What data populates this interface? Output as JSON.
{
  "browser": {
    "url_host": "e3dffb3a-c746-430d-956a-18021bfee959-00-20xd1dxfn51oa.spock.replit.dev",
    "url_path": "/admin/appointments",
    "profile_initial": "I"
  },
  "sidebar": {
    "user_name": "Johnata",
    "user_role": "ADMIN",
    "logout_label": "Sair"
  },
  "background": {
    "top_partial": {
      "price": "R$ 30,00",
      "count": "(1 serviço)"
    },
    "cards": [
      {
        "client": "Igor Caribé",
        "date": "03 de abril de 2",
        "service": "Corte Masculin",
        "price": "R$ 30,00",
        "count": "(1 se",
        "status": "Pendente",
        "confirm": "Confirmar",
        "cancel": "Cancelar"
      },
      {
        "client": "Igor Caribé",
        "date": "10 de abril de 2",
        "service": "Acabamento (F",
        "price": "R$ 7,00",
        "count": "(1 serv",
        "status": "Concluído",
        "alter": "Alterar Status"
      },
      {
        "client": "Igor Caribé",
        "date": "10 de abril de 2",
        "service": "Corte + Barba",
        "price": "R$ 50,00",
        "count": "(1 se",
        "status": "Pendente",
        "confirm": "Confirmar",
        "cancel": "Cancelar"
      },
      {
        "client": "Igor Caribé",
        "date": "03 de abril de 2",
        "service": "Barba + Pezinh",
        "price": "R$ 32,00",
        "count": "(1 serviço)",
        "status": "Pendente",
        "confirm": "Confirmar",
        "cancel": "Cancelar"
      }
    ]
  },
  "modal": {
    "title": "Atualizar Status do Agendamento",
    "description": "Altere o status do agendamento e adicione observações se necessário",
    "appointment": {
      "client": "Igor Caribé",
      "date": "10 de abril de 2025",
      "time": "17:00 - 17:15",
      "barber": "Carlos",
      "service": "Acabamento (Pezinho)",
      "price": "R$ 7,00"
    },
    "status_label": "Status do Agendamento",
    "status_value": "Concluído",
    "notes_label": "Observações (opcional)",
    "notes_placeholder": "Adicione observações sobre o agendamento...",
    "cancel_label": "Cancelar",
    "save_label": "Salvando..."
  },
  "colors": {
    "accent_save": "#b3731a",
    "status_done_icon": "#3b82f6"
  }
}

* * *

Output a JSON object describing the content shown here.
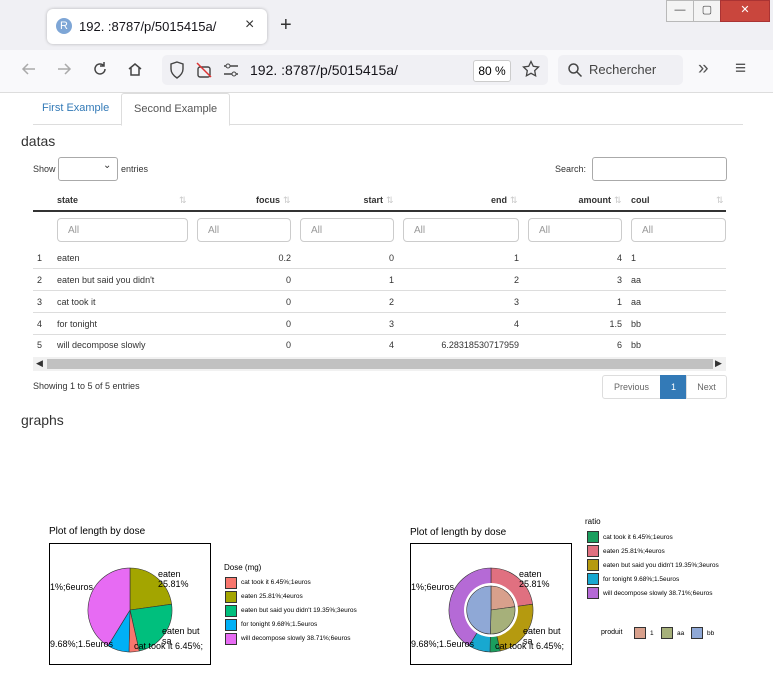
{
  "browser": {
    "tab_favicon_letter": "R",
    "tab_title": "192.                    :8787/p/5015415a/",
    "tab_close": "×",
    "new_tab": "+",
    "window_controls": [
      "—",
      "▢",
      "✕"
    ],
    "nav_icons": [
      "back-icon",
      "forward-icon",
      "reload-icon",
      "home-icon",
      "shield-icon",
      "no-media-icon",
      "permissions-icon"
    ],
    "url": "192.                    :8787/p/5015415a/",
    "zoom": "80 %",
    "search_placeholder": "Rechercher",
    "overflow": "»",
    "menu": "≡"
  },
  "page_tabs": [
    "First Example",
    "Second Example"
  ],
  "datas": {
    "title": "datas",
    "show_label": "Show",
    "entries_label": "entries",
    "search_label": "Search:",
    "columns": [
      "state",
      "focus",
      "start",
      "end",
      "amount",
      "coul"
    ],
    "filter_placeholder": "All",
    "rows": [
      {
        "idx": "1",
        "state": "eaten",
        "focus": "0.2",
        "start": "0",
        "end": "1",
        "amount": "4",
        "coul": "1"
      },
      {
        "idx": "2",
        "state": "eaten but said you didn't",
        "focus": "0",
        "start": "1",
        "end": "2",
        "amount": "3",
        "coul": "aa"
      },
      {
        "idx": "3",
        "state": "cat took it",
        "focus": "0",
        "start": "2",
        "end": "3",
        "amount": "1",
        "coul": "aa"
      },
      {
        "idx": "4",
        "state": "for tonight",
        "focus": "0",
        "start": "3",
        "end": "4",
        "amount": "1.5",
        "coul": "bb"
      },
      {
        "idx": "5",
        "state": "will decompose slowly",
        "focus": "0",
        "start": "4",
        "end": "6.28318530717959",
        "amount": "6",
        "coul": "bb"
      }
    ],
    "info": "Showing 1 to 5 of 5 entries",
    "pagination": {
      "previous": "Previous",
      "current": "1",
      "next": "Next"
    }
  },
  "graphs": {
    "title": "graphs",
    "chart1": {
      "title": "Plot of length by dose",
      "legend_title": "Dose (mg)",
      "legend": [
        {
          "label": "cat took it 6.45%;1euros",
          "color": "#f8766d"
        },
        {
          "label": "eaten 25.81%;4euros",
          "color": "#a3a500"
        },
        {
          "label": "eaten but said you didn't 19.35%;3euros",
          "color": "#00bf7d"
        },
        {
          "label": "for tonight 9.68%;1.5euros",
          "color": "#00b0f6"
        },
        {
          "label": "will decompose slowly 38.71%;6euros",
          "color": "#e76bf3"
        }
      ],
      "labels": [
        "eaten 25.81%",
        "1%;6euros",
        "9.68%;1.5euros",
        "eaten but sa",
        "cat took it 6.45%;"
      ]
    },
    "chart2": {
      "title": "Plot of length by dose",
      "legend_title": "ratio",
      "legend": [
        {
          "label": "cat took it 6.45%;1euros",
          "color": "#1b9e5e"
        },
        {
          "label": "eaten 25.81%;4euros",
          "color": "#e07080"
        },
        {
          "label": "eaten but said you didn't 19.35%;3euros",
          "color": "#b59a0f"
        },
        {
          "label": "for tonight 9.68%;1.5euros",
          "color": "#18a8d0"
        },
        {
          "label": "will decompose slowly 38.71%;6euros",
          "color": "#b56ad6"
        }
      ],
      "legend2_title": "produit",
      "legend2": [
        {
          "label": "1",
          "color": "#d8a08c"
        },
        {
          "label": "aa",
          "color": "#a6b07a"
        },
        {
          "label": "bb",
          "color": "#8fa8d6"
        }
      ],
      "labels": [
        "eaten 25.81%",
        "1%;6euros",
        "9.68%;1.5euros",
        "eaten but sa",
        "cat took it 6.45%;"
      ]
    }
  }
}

---

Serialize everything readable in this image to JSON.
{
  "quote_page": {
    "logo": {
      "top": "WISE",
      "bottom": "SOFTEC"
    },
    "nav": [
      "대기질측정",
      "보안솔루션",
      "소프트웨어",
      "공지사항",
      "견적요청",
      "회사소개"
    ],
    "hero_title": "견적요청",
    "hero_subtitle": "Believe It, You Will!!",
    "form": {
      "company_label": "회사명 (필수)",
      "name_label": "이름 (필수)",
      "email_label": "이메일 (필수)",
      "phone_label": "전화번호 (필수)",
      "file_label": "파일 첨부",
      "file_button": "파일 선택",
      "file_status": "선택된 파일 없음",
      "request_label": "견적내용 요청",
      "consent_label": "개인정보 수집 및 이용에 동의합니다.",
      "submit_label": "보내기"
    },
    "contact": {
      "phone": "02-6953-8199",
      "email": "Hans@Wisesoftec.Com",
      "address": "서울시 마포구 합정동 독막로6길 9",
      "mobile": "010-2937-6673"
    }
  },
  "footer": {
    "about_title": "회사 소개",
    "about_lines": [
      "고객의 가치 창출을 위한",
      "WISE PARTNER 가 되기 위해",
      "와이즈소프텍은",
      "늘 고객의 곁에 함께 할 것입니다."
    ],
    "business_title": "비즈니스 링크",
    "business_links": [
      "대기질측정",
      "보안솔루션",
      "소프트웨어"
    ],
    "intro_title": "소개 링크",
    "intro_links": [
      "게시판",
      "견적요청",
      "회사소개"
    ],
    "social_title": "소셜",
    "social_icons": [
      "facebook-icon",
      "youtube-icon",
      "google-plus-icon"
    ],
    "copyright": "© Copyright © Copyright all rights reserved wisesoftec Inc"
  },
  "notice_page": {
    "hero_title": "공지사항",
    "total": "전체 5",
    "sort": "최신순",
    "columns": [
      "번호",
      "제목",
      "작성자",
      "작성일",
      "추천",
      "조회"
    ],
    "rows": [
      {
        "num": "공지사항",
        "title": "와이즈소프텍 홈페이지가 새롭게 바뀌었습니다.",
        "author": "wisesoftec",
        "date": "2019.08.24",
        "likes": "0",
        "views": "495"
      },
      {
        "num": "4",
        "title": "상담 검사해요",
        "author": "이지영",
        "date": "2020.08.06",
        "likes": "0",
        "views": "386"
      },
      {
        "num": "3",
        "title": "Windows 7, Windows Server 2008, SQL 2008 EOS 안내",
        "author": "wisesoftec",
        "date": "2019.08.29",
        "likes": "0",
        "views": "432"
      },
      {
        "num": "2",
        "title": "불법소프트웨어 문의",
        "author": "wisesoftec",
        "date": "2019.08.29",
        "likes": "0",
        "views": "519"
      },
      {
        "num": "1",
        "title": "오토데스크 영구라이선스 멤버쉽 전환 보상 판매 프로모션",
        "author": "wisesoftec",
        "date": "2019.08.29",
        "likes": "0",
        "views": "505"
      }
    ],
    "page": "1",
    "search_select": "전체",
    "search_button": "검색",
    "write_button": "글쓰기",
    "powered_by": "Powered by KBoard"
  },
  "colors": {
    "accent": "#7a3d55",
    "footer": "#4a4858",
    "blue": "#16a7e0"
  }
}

What you have to do> Go through the listing above and locate each line that holds the word "Output". Copy those lines.

Written response>
What data populates this interface? Output as JSON.
Output a JSON object describing the content shown here.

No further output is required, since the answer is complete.